→ **Short problem**
Retype all of the data exactly as given.

[start]

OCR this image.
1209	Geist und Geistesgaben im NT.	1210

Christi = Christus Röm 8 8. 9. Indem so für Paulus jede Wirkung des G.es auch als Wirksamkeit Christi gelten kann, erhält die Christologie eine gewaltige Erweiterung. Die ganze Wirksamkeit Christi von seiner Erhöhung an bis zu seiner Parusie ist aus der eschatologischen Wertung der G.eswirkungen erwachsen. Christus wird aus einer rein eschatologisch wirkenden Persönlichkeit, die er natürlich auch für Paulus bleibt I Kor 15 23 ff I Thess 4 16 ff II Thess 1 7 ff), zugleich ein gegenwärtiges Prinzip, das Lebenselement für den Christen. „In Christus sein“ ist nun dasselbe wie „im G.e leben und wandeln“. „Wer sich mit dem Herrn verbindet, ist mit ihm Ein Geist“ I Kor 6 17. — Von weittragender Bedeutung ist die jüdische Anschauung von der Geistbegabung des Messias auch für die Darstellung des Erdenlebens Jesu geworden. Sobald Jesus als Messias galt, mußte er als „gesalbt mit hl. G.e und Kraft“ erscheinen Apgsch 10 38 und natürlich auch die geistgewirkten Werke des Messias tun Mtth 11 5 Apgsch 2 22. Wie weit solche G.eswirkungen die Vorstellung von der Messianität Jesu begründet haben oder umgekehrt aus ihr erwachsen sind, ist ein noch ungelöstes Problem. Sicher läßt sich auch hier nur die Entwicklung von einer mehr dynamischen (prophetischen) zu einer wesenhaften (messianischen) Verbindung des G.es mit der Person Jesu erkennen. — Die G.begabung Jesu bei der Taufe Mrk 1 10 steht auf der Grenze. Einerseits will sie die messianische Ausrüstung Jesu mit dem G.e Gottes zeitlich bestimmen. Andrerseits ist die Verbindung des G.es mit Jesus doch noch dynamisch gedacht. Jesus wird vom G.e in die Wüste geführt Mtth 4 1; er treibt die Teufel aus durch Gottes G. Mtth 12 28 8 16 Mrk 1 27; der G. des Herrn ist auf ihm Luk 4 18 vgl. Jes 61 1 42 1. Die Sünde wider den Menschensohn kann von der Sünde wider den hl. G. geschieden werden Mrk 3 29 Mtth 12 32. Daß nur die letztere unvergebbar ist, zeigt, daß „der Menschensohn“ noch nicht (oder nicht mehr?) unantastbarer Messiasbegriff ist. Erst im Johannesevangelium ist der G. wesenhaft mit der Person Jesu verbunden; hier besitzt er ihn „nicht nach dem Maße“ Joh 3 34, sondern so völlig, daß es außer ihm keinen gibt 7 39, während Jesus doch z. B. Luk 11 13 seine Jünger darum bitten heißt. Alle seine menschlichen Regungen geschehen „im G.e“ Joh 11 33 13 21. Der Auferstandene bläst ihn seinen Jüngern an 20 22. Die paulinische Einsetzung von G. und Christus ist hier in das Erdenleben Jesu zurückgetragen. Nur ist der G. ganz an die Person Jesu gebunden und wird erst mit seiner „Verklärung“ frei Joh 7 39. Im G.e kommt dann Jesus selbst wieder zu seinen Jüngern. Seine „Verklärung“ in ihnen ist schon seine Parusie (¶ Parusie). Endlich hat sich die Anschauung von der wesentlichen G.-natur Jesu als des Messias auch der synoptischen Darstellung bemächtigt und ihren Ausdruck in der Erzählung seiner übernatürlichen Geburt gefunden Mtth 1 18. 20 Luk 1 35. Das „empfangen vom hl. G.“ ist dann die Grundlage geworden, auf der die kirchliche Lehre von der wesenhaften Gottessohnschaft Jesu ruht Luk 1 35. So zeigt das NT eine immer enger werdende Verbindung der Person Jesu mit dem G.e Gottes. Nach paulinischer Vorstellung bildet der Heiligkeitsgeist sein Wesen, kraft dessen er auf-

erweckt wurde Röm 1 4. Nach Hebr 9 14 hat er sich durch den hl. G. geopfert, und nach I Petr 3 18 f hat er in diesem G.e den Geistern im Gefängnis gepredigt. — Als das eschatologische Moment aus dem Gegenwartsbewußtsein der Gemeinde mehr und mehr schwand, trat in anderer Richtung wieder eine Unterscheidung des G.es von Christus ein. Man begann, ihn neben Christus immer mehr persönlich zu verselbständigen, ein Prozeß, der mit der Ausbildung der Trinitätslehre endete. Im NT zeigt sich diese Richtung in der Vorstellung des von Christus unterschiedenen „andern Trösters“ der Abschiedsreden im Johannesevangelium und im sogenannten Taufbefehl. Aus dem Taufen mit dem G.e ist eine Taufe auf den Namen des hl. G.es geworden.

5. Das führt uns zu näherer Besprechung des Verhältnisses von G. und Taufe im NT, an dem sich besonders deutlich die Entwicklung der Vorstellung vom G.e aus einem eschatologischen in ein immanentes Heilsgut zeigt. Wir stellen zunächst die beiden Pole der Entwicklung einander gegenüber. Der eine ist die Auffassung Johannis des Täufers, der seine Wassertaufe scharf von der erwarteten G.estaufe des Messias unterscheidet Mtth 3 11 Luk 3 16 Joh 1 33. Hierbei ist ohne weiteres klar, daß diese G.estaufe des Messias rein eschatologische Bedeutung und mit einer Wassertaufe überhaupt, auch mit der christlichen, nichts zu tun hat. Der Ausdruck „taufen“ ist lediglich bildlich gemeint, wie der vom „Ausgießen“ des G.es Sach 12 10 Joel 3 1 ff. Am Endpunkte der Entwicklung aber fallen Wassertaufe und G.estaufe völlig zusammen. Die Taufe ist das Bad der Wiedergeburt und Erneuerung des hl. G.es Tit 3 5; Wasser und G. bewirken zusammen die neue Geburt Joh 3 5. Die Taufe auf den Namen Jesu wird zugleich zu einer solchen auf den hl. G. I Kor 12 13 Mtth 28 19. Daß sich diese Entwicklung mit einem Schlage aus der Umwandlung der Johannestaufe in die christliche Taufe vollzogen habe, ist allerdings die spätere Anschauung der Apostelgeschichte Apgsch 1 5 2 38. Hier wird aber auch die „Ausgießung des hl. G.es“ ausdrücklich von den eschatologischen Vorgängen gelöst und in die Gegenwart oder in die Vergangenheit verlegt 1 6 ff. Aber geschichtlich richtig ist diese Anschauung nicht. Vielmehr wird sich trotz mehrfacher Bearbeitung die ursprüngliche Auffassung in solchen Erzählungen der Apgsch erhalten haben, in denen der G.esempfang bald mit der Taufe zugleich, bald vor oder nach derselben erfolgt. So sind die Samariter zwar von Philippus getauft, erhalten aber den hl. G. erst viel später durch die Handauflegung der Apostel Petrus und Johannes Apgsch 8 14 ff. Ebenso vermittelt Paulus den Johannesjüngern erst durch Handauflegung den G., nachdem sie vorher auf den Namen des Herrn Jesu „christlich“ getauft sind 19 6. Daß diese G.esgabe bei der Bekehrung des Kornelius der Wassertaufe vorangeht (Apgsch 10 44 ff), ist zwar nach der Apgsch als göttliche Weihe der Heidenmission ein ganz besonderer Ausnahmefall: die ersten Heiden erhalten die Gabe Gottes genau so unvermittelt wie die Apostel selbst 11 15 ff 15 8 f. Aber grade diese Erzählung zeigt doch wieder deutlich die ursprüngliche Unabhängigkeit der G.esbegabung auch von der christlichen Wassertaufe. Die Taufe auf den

[end]

→ **Right answer**
OCR this image.
1209	Geist und Geistesgaben im NT.	1210

Christi = Christus Röm 8 8. 9. Indem so für Paulus jede Wirkung des G.es auch als Wirksamkeit Christi gelten kann, erhält die Christologie eine gewaltige Erweiterung. Die ganze Wirksamkeit Christi von seiner Erhöhung an bis zu seiner Parusie ist aus der eschatologischen Wertung der G.eswirkungen erwachsen. Christus wird aus einer rein eschatologisch wirkenden Persönlichkeit, die er natürlich auch für Paulus bleibt I Kor 15 23 ff I Thess 4 16 ff II Thess 1 7 ff), zugleich ein gegenwärtiges Prinzip, das Lebenselement für den Christen. „In Christus sein“ ist nun dasselbe wie „im G.e leben und wandeln“. „Wer sich mit dem Herrn verbindet, ist mit ihm Ein Geist“ I Kor 6 17. — Von weittragender Bedeutung ist die jüdische Anschauung von der Geistbegabung des Messias auch für die Darstellung des Erdenlebens Jesu geworden. Sobald Jesus als Messias galt, mußte er als „gesalbt mit hl. G.e und Kraft“ erscheinen Apgsch 10 38 und natürlich auch die geistgewirkten Werke des Messias tun Mtth 11 5 Apgsch 2 22. Wie weit solche G.eswirkungen die Vorstellung von der Messianität Jesu begründet haben oder umgekehrt aus ihr erwachsen sind, ist ein noch ungelöstes Problem. Sicher läßt sich auch hier nur die Entwicklung von einer mehr dynamischen (prophetischen) zu einer wesenhaften (messianischen) Verbindung des G.es mit der Person Jesu erkennen. — Die G.begabung Jesu bei der Taufe Mrk 1 10 steht auf der Grenze. Einerseits will sie die messianische Ausrüstung Jesu mit dem G.e Gottes zeitlich bestimmen. Andrerseits ist die Verbindung des G.es mit Jesus doch noch dynamisch gedacht. Jesus wird vom G.e in die Wüste geführt Mtth 4 1; er treibt die Teufel aus durch Gottes G. Mtth 12 28 8 16 Mrk 1 27; der G. des Herrn ist auf ihm Luk 4 18 vgl. Jes 61 1 42 1. Die Sünde wider den Menschensohn kann von der Sünde wider den hl. G. geschieden werden Mrk 3 29 Mtth 12 32. Daß nur die letztere unvergebbar ist, zeigt, daß „der Menschensohn“ noch nicht (oder nicht mehr?) unantastbarer Messiasbegriff ist. Erst im Johannesevangelium ist der G. wesenhaft mit der Person Jesu verbunden; hier besitzt er ihn „nicht nach dem Maße“ Joh 3 34, sondern so völlig, daß es außer ihm keinen gibt 7 39, während Jesus doch z. B. Luk 11 13 seine Jünger darum bitten heißt. Alle seine menschlichen Regungen geschehen „im G.e“ Joh 11 33 13 21. Der Auferstandene bläst ihn seinen Jüngern an 20 22. Die paulinische Einsetzung von G. und Christus ist hier in das Erdenleben Jesu zurückgetragen. Nur ist der G. ganz an die Person Jesu gebunden und wird erst mit seiner „Verklärung“ frei Joh 7 39. Im G.e kommt dann Jesus selbst wieder zu seinen Jüngern. Seine „Verklärung“ in ihnen ist schon seine Parusie (¶ Parusie). Endlich hat sich die Anschauung von der wesentlichen G.-natur Jesu als des Messias auch der synoptischen Darstellung bemächtigt und ihren Ausdruck in der Erzählung seiner übernatürlichen Geburt gefunden Mtth 1 18. 20 Luk 1 35. Das „empfangen vom hl. G.“ ist dann die Grundlage geworden, auf der die kirchliche Lehre von der wesenhaften Gottessohnschaft Jesu ruht Luk 1 35. So zeigt das NT eine immer enger werdende Verbindung der Person Jesu mit dem G.e Gottes. Nach paulinischer Vorstellung bildet der Heiligkeitsgeist sein Wesen, kraft dessen er auf-

erweckt wurde Röm 1 4. Nach Hebr 9 14 hat er sich durch den hl. G. geopfert, und nach I Petr 3 18 f hat er in diesem G.e den Geistern im Gefängnis gepredigt. — Als das eschatologische Moment aus dem Gegenwartsbewußtsein der Gemeinde mehr und mehr schwand, trat in anderer Richtung wieder eine Unterscheidung des G.es von Christus ein. Man begann, ihn neben Christus immer mehr persönlich zu verselbständigen, ein Prozeß, der mit der Ausbildung der Trinitätslehre endete. Im NT zeigt sich diese Richtung in der Vorstellung des von Christus unterschiedenen „andern Trösters“ der Abschiedsreden im Johannesevangelium und im sogenannten Taufbefehl. Aus dem Taufen mit dem G.e ist eine Taufe auf den Namen des hl. G.es geworden.

5. Das führt uns zu näherer Besprechung des Verhältnisses von G. und Taufe im NT, an dem sich besonders deutlich die Entwicklung der Vorstellung vom G.e aus einem eschatologischen in ein immanentes Heilsgut zeigt. Wir stellen zunächst die beiden Pole der Entwicklung einander gegenüber. Der eine ist die Auffassung Johannis des Täufers, der seine Wassertaufe scharf von der erwarteten G.estaufe des Messias unterscheidet Mtth 3 11 Luk 3 16 Joh 1 33. Hierbei ist ohne weiteres klar, daß diese G.estaufe des Messias rein eschatologische Bedeutung und mit einer Wassertaufe überhaupt, auch mit der christlichen, nichts zu tun hat. Der Ausdruck „taufen“ ist lediglich bildlich gemeint, wie der vom „Ausgießen“ des G.es Sach 12 10 Joel 3 1 ff. Am Endpunkte der Entwicklung aber fallen Wassertaufe und G.estaufe völlig zusammen. Die Taufe ist das Bad der Wiedergeburt und Erneuerung des hl. G.es Tit 3 5; Wasser und G. bewirken zusammen die neue Geburt Joh 3 5. Die Taufe auf den Namen Jesu wird zugleich zu einer solchen auf den hl. G. I Kor 12 13 Mtth 28 19. Daß sich diese Entwicklung mit einem Schlage aus der Umwandlung der Johannestaufe in die christliche Taufe vollzogen habe, ist allerdings die spätere Anschauung der Apostelgeschichte Apgsch 1 5 2 38. Hier wird aber auch die „Ausgießung des hl. G.es“ ausdrücklich von den eschatologischen Vorgängen gelöst und in die Gegenwart oder in die Vergangenheit verlegt 1 6 ff. Aber geschichtlich richtig ist diese Anschauung nicht. Vielmehr wird sich trotz mehrfacher Bearbeitung die ursprüngliche Auffassung in solchen Erzählungen der Apgsch erhalten haben, in denen der G.esempfang bald mit der Taufe zugleich, bald vor oder nach derselben erfolgt. So sind die Samariter zwar von Philippus getauft, erhalten aber den hl. G. erst viel später durch die Handauflegung der Apostel Petrus und Johannes Apgsch 8 14 ff. Ebenso vermittelt Paulus den Johannesjüngern erst durch Handauflegung den G., nachdem sie vorher auf den Namen des Herrn Jesu „christlich“ getauft sind 19 6. Daß diese G.esgabe bei der Bekehrung des Kornelius der Wassertaufe vorangeht (Apgsch 10 44 ff), ist zwar nach der Apgsch als göttliche Weihe der Heidenmission ein ganz besonderer Ausnahmefall: die ersten Heiden erhalten die Gabe Gottes genau so unvermittelt wie die Apostel selbst 11 15 ff 15 8 f. Aber grade diese Erzählung zeigt doch wieder deutlich die ursprüngliche Unabhängigkeit der G.esbegabung auch von der christlichen Wassertaufe. Die Taufe auf den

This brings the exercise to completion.